▶ **Task prompt**: Extract the listing below in full, unchanged.

++++++++++

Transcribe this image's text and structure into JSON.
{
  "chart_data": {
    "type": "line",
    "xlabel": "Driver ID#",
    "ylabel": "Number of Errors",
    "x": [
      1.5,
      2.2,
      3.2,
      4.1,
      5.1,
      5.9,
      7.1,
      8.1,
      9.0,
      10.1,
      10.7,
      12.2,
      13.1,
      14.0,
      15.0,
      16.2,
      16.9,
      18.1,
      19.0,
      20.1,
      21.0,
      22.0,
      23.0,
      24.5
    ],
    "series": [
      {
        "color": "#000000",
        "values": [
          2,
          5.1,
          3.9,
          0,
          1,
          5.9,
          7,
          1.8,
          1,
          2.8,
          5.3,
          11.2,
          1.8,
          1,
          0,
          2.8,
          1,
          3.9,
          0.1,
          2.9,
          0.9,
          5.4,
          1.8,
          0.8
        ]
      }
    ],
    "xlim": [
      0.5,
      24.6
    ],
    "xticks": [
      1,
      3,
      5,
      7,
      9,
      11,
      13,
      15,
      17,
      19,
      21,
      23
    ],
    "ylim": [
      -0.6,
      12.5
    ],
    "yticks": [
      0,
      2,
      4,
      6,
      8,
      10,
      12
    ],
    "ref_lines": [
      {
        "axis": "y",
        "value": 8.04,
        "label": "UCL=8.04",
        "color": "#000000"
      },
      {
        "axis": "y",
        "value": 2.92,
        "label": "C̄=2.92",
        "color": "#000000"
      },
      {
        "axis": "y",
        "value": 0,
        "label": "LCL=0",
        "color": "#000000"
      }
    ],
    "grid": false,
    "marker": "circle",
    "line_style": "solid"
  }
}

++++++++++

▶ **Full output**:
Transcribe this image's text and structure into JSON.
{
  "chart_data": {
    "type": "line",
    "xlabel": "Driver ID#",
    "ylabel": "Number of Errors",
    "x": [
      1.5,
      2.2,
      3.2,
      4.1,
      5.1,
      5.9,
      7.1,
      8.1,
      9.0,
      10.1,
      10.7,
      12.2,
      13.1,
      14.0,
      15.0,
      16.2,
      16.9,
      18.1,
      19.0,
      20.1,
      21.0,
      22.0,
      23.0,
      24.5
    ],
    "series": [
      {
        "color": "#000000",
        "values": [
          2,
          5.1,
          3.9,
          0,
          1,
          5.9,
          7,
          1.8,
          1,
          2.8,
          5.3,
          11.2,
          1.8,
          1,
          0,
          2.8,
          1,
          3.9,
          0.1,
          2.9,
          0.9,
          5.4,
          1.8,
          0.8
        ]
      }
    ],
    "xlim": [
      0.5,
      24.6
    ],
    "xticks": [
      1,
      3,
      5,
      7,
      9,
      11,
      13,
      15,
      17,
      19,
      21,
      23
    ],
    "ylim": [
      -0.6,
      12.5
    ],
    "yticks": [
      0,
      2,
      4,
      6,
      8,
      10,
      12
    ],
    "ref_lines": [
      {
        "axis": "y",
        "value": 8.04,
        "label": "UCL=8.04",
        "color": "#000000"
      },
      {
        "axis": "y",
        "value": 2.92,
        "label": "C̄=2.92",
        "color": "#000000"
      },
      {
        "axis": "y",
        "value": 0,
        "label": "LCL=0",
        "color": "#000000"
      }
    ],
    "grid": false,
    "marker": "circle",
    "line_style": "solid"
  }
}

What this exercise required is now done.